_Written request_
Using the records below, locate all lines containing "sind" and return them.

_Data records_
= = =
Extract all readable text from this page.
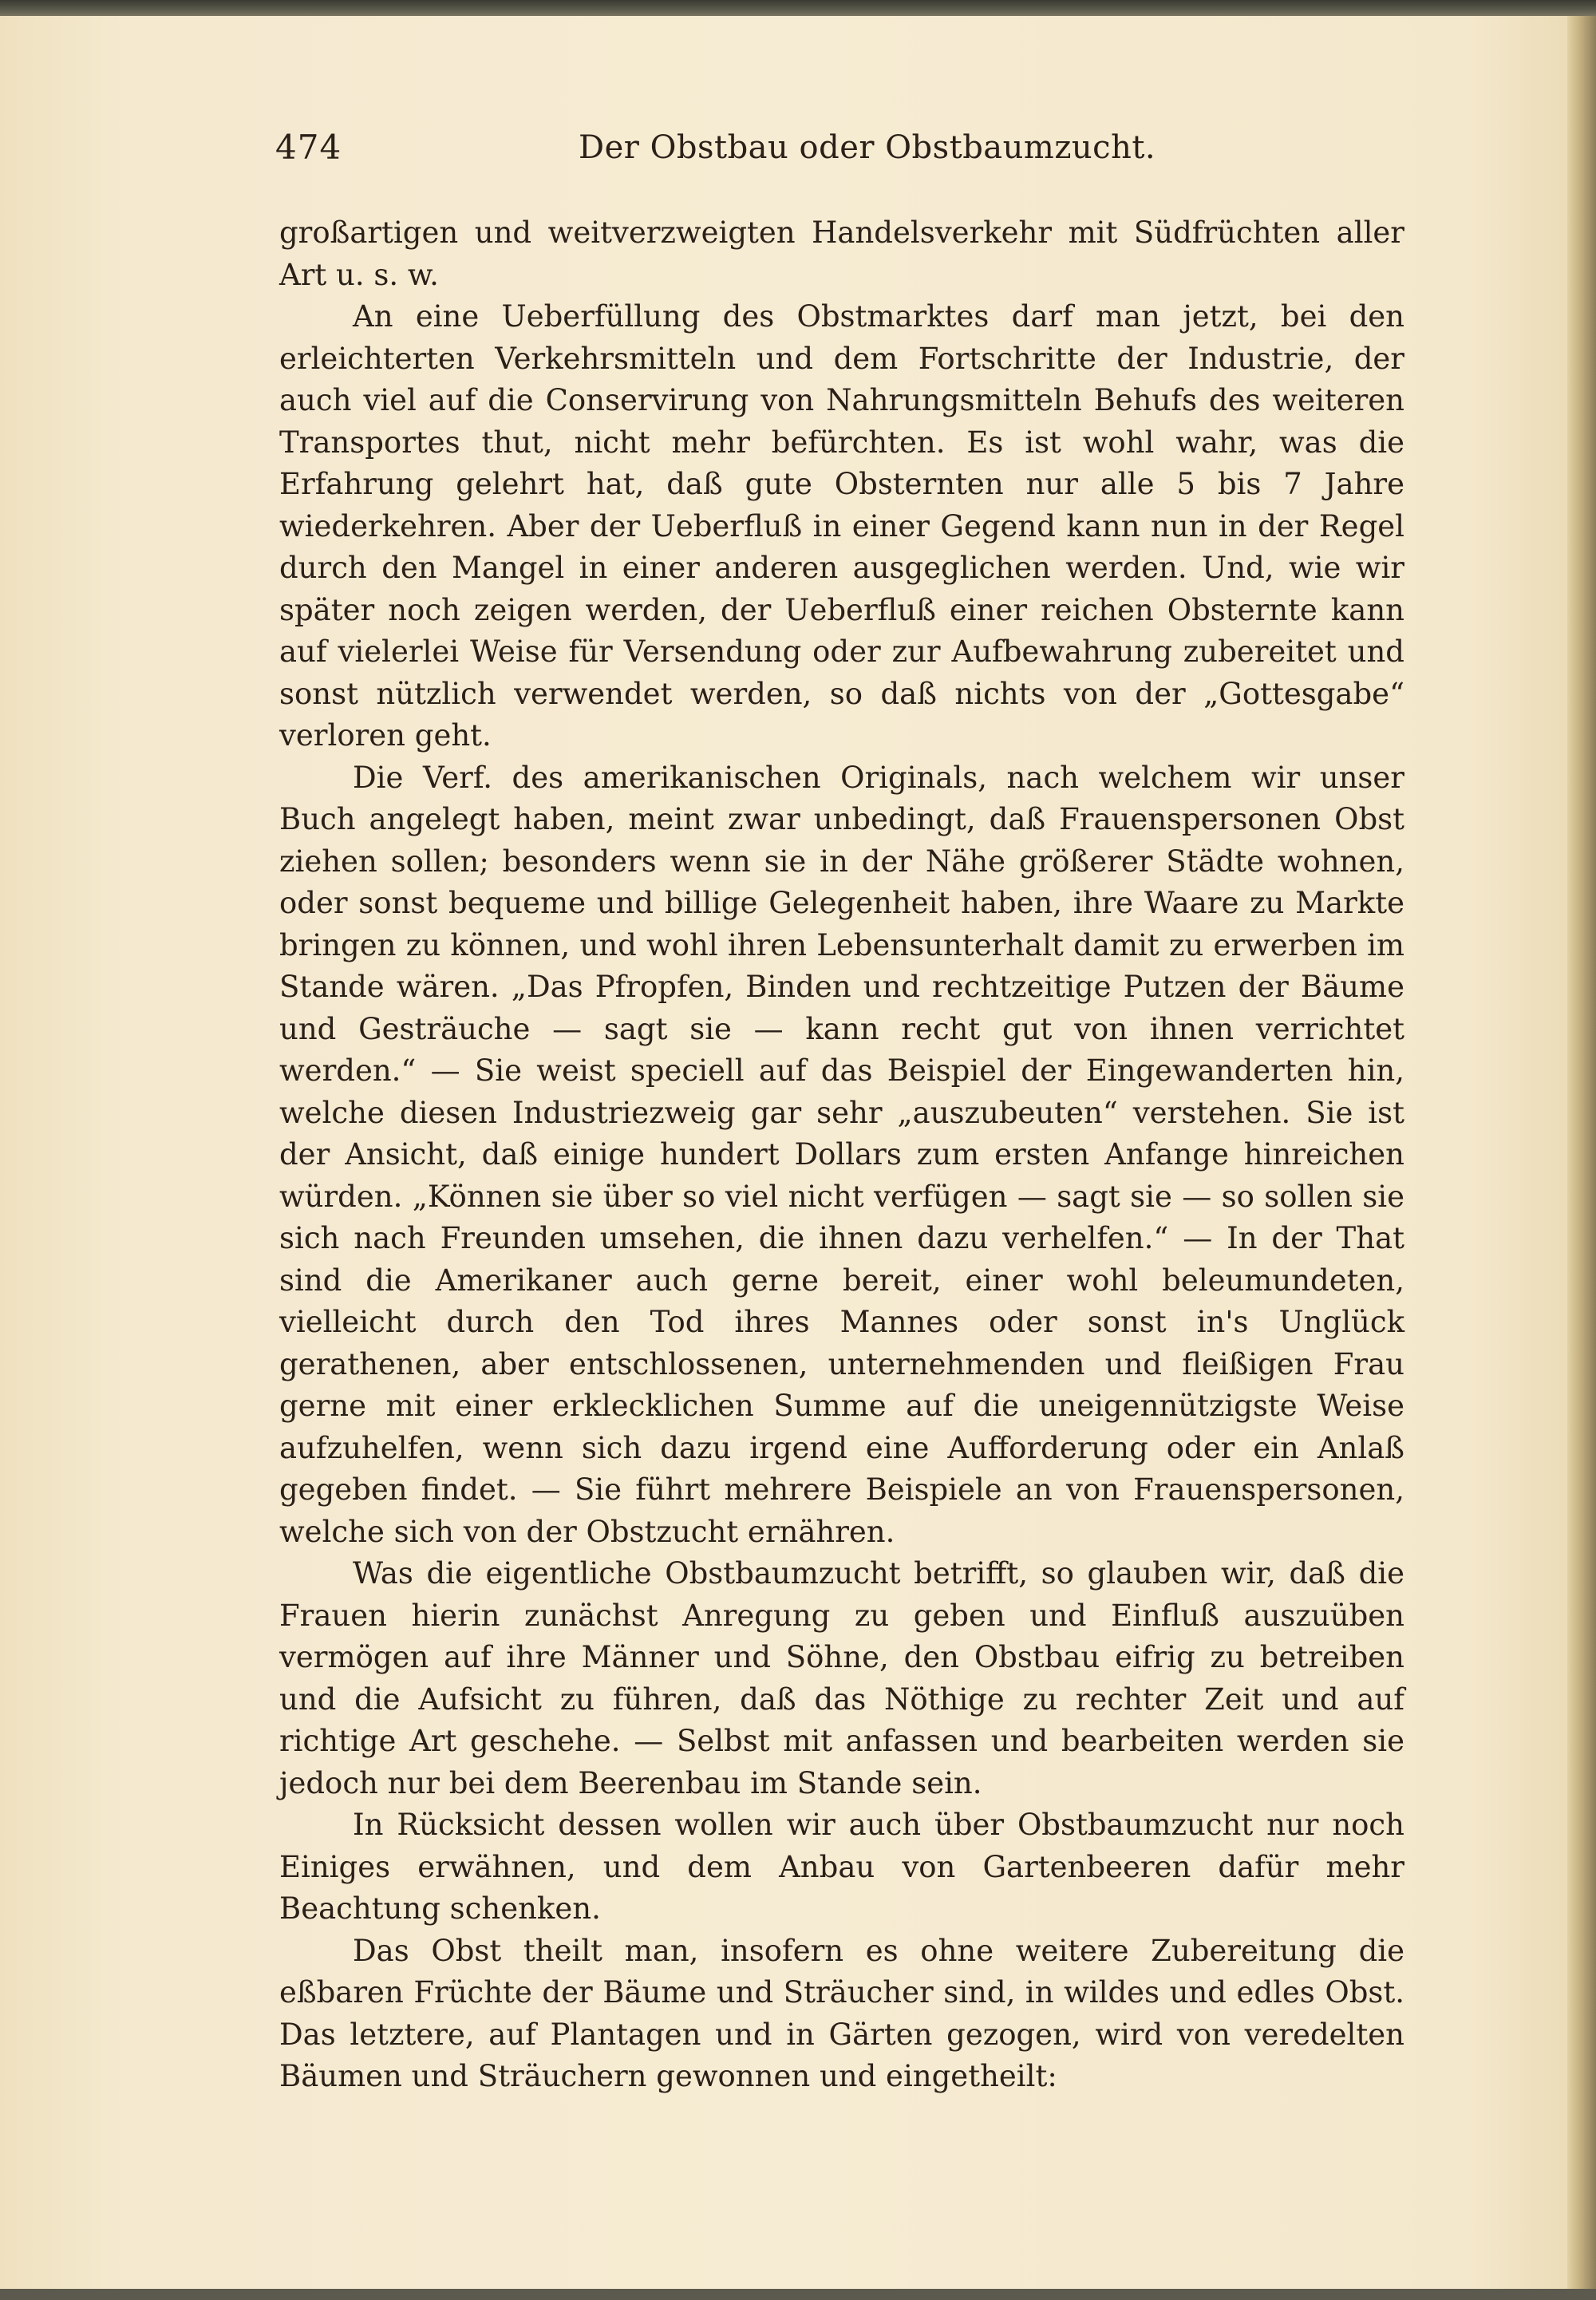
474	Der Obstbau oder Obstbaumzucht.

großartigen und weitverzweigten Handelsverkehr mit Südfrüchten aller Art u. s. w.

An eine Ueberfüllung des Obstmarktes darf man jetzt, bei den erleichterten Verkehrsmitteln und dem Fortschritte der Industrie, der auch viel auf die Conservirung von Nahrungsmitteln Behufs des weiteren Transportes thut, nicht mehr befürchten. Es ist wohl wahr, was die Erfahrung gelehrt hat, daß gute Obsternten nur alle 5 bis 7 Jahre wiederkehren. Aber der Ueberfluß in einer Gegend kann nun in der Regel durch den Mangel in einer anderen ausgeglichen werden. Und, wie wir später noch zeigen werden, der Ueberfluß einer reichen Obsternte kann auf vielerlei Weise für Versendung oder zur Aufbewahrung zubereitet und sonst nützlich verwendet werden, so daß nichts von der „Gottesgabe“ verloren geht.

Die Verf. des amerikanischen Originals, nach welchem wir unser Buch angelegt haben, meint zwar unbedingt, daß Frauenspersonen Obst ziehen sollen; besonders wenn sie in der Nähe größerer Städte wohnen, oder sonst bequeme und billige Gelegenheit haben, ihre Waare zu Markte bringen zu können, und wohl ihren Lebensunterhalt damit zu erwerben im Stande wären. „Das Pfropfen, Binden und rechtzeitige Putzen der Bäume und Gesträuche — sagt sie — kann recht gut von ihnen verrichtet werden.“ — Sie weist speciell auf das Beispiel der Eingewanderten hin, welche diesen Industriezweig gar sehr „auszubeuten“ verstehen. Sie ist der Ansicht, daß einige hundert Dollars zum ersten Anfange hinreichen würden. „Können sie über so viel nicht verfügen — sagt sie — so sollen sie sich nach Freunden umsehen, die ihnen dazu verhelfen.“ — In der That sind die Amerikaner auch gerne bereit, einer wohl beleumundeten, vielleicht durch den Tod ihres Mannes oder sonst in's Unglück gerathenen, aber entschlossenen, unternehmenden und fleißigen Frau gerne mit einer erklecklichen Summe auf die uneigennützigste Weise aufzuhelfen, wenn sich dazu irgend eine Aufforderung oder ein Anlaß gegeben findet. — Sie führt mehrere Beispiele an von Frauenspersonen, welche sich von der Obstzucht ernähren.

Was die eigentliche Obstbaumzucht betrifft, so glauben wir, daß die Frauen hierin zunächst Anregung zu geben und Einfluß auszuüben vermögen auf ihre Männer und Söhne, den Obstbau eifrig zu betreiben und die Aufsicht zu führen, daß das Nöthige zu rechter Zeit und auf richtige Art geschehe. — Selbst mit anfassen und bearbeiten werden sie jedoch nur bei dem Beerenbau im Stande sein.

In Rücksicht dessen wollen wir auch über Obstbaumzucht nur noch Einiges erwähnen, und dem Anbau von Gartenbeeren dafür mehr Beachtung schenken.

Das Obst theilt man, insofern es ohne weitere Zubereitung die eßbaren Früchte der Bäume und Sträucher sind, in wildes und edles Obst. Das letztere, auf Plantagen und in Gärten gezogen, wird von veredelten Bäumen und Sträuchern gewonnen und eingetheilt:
= = =
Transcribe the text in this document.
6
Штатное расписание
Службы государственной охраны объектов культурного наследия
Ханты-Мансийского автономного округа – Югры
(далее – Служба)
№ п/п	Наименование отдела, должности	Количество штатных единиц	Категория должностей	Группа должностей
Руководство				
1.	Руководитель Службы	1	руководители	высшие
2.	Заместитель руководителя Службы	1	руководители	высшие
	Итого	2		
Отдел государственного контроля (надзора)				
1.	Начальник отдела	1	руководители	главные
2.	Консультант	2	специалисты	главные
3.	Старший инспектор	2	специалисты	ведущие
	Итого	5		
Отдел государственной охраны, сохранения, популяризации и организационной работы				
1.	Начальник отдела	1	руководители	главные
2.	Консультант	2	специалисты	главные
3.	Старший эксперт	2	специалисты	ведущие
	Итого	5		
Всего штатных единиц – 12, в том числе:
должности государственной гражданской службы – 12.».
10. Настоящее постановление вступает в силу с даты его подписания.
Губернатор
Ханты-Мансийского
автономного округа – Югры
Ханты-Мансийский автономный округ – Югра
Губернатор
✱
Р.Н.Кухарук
= = =
_Reply to the task_
Die Verf. des amerikanischen Originals, nach welchem wir unser Buch angelegt haben, meint zwar unbedingt, daß Frauenspersonen Obst ziehen sollen; besonders wenn sie in der Nähe größerer Städte wohnen, oder sonst bequeme und billige Gelegenheit haben, ihre Waare zu Markte bringen zu können, und wohl ihren Lebensunterhalt damit zu erwerben im Stande wären. „Das Pfropfen, Binden und rechtzeitige Putzen der Bäume und Gesträuche — sagt sie — kann recht gut von ihnen verrichtet werden.“ — Sie weist speciell auf das Beispiel der Eingewanderten hin, welche diesen Industriezweig gar sehr „auszubeuten“ verstehen. Sie ist der Ansicht, daß einige hundert Dollars zum ersten Anfange hinreichen würden. „Können sie über so viel nicht verfügen — sagt sie — so sollen sie sich nach Freunden umsehen, die ihnen dazu verhelfen.“ — In der That sind die Amerikaner auch gerne bereit, einer wohl beleumundeten, vielleicht durch den Tod ihres Mannes oder sonst in's Unglück gerathenen, aber entschlossenen, unternehmenden und fleißigen Frau gerne mit einer erklecklichen Summe auf die uneigennützigste Weise aufzuhelfen, wenn sich dazu irgend eine Aufforderung oder ein Anlaß gegeben findet. — Sie führt mehrere Beispiele an von Frauenspersonen, welche sich von der Obstzucht ernähren.
Das Obst theilt man, insofern es ohne weitere Zubereitung die eßbaren Früchte der Bäume und Sträucher sind, in wildes und edles Obst. Das letztere, auf Plantagen und in Gärten gezogen, wird von veredelten Bäumen und Sträuchern gewonnen und eingetheilt:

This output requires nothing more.